_本文_:
○ ○ ○

溶剤の使用量は、2液硬化型ウレタン接着剤の場合は活性水素成分(A)とイソシアネート成分(B)の合計重量に基づいて、1液硬化型ウレタン接着剤の場合は末端にイソシアネート基を有するウレタンプレポリマー(C)の重量に基づいて、ポリアミド樹脂接着剤の場合はポリアミド樹脂(D)の重量に基づいて、ハンドリング性及びレベリング性の観点から好ましくは80重量%以下、更に好ましくは10〜50重量%である。
【0108】
本発明の2液硬化型又は1液硬化型ウレタン接着剤及びポリアミド樹脂接着剤は、接着力向上のために、更に粘着性付与剤(E)を含有することができる。
【0109】
粘着性付与剤(E)としては、例えばテルペン樹脂、テルペンフェノール樹脂、フェノール樹脂、芳香族炭化水素変性テルペン樹脂、ロジン樹脂、変性ロジン樹脂、合成石油樹脂(脂肪族、芳香族又は脂環式合成石油樹脂等)、クマロン−インデン樹脂、キシレン樹脂、スチレン系樹脂、ジシクロペンタジエン樹脂、及びこれらの内の水素添加可能な不飽和二重結合を有するものの水素添加物等が挙げられる。粘着性付与剤は1種を単独で用いても2種以上を併用してもよい。
これらの内、接着力の観点から酸価及び/又は水酸基価を有するものが好ましく、ロジン樹脂、フェノール樹脂、テルペンフェノール樹脂、キシレン樹脂及びこれらの水素添加物が更に好ましく、テルペンフェノール樹脂及びその水素添加物が特に好ましい。
【0110】
粘着性付与剤(E)の酸価又は水酸基価(分子中に酸基と水酸基を共に有する場合は酸価と水酸基価の合計値)は、接着力と樹脂との相溶性の観点から好ましくは10〜400mgKOH/g、更に好ましくは20〜300mgKOH/g、特に好ましくは50〜250mgKOH/g、最も好ましくは100〜220mgKOH/gである。
【0111】
粘着性付与剤(E)の使用量は、2液硬化型ウレタン接着剤の場合は活性水素成分(A)とイソシアネート成分(B)の合計重量に基づいて、1液硬化型ウレタン接着剤の場合は末端にイソシアネート基を有するウレタンプレポリマー(C)の重量に基づいて、ポリアミド樹脂接着剤の場合はポリアミド樹脂(D)の重量に基づいて、接着剤の接着力及び耐熱性の観点から好ましくは100重量%以下、更に好ましくは1〜50重量%、特に好ましくは3〜40重量%、とりわけ好ましくは5〜35重量%、最も好ましくは10〜30重量%である。

○ ○ ○

_提供項目_:
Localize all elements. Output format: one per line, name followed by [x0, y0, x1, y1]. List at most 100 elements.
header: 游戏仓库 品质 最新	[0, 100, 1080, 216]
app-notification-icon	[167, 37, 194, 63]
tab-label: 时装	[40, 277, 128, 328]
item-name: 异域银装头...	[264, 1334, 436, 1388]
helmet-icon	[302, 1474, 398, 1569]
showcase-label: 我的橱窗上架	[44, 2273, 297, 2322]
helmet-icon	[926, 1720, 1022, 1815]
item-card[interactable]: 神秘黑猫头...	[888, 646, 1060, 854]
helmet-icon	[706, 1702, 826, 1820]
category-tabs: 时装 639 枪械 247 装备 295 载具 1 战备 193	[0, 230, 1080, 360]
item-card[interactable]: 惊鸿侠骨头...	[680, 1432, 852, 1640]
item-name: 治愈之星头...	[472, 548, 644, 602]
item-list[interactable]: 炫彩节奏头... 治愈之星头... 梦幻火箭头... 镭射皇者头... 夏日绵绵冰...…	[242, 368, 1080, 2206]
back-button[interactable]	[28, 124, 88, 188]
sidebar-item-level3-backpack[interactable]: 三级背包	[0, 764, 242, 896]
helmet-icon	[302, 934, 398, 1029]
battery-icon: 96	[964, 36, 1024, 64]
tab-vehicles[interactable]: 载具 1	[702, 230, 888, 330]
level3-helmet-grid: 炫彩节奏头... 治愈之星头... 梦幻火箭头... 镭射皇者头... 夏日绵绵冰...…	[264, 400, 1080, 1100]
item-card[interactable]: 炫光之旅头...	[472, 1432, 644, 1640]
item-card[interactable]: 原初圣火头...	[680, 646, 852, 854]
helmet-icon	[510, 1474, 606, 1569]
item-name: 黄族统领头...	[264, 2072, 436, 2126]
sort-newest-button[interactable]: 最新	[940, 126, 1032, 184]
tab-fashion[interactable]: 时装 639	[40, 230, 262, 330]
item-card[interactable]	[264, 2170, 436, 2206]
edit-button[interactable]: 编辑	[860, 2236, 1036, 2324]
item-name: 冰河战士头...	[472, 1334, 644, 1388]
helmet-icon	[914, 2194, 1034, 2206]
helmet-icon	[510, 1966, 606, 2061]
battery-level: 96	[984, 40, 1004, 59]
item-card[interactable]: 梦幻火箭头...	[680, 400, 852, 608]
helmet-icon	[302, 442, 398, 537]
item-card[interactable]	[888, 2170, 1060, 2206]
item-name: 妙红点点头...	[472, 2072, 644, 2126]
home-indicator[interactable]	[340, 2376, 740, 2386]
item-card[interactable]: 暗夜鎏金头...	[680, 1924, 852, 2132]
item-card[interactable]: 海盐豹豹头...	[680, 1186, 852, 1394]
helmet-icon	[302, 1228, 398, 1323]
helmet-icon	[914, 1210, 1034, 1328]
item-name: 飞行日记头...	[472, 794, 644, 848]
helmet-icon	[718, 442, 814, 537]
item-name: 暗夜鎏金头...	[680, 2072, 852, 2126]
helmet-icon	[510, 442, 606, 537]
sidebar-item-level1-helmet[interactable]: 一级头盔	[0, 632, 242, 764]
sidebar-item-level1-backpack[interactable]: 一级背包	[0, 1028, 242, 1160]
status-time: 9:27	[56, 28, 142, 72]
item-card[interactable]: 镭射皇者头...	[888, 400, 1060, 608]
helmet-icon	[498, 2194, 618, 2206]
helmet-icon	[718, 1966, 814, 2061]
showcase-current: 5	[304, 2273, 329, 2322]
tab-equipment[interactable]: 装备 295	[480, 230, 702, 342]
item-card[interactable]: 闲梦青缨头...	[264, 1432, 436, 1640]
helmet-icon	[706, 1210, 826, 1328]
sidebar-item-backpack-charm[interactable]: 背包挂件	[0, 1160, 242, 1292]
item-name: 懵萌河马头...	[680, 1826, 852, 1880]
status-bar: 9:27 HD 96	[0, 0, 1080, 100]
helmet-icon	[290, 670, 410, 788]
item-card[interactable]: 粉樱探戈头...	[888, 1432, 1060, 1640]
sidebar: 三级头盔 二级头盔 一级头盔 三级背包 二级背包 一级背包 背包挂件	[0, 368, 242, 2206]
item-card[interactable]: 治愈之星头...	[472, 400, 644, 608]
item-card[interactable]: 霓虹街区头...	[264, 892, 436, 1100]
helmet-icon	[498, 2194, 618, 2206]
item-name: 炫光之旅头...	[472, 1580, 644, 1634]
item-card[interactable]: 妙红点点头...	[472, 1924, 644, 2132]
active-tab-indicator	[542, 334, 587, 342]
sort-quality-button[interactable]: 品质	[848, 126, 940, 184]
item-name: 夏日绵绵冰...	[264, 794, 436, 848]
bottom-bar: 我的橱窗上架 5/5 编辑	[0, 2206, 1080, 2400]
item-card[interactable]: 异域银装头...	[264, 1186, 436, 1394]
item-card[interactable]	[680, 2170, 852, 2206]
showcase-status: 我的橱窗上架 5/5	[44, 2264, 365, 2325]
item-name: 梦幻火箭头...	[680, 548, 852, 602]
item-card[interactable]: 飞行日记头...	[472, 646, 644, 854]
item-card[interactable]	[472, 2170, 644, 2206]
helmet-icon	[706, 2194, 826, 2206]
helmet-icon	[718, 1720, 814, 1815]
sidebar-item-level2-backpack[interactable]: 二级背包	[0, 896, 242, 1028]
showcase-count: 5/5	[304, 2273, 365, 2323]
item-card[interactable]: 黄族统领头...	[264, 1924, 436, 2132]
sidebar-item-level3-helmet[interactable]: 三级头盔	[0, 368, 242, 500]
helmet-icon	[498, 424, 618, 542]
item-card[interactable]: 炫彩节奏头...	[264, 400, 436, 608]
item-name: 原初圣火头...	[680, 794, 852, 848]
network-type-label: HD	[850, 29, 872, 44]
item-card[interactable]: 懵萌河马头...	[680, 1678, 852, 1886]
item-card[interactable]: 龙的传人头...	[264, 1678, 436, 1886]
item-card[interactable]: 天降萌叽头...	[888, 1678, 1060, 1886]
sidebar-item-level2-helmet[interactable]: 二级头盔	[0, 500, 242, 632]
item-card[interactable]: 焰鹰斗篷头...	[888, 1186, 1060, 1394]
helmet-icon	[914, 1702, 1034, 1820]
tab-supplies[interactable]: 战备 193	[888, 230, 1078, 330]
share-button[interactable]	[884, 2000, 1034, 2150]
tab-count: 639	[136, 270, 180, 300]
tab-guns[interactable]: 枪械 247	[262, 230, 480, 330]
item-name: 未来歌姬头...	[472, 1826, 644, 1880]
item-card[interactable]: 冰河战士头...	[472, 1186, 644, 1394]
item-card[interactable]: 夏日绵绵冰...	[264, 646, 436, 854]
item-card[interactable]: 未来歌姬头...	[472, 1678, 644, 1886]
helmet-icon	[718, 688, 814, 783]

○ ○ ○

_課題内容_: 接着剤の配合を述べた本文を、最後の文の次から書き継ぐ。

_結果_:
【0112】
本発明の2液硬化型又は1液硬化型ウレタン接着剤は、硬化反応促進のため必要により通常ポリウレタンに用いられる触媒を含有することができる。触媒の具体例としては、例えば有機金属化合物[ジブチルスズジラウレート、ジオクチルスズラウレート、ビスマスカルボキシレート、ビスマスアルコキシド及びジカルボニル基を有する化合物とビスマスとのキレート化合物等]、無機金属化合物[酸化ビスマス、水酸化ビスマス、ハロゲン化ビスマス等];アミン[トリエチルアミン、トリエチレンジアミン、ジアザビシクロウンデセン等]及びこれらの2種以上の併用が挙げられる。触媒の使用量は特に限定はないが、2液硬化型の場合は活性水素成分(A)とイソシアネート成分(B)の合計重量に基づいて、1液硬化型の場合は末端にイソシアネート基を有するウレタンプレポリマー(C)の重量に基づいて、好ましくは0.0001〜0.3重量%、更に好ましくは0.001〜0.2重量%、特に好ましくは0.01〜0.1重量%である。
【0113】
本発明の接着剤は、本発明の効果を阻害しない範囲で更に酸化防止剤、紫外線吸収剤、可塑剤、充填剤及び顔料等の添加剤を含有することができる。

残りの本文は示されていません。